• [WHAT NEEDS TO BE DONE]
All entries must be extracted exactly, with nothing added or dropped.

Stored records
begin

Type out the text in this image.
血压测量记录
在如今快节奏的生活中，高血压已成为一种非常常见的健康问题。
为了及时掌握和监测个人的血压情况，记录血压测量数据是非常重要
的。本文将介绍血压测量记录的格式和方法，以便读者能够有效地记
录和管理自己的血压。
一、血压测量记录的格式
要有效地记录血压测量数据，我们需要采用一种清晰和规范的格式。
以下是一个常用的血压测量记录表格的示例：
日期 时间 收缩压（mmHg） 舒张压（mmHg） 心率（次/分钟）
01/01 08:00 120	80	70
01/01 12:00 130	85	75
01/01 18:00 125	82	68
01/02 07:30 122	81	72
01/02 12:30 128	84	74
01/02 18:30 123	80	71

end

• [EXERCISE ANSWER]
Type out the text in this image.
血压测量记录
在如今快节奏的生活中，高血压已成为一种非常常见的健康问题。
为了及时掌握和监测个人的血压情况，记录血压测量数据是非常重要
的。本文将介绍血压测量记录的格式和方法，以便读者能够有效地记
录和管理自己的血压。
一、血压测量记录的格式
要有效地记录血压测量数据，我们需要采用一种清晰和规范的格式。
以下是一个常用的血压测量记录表格的示例：
日期 时间 收缩压（mmHg） 舒张压（mmHg） 心率（次/分钟）
01/01 08:00 120	80	70
01/01 12:00 130	85	75
01/01 18:00 125	82	68
01/02 07:30 122	81	72
01/02 12:30 128	84	74
01/02 18:30 123	80	71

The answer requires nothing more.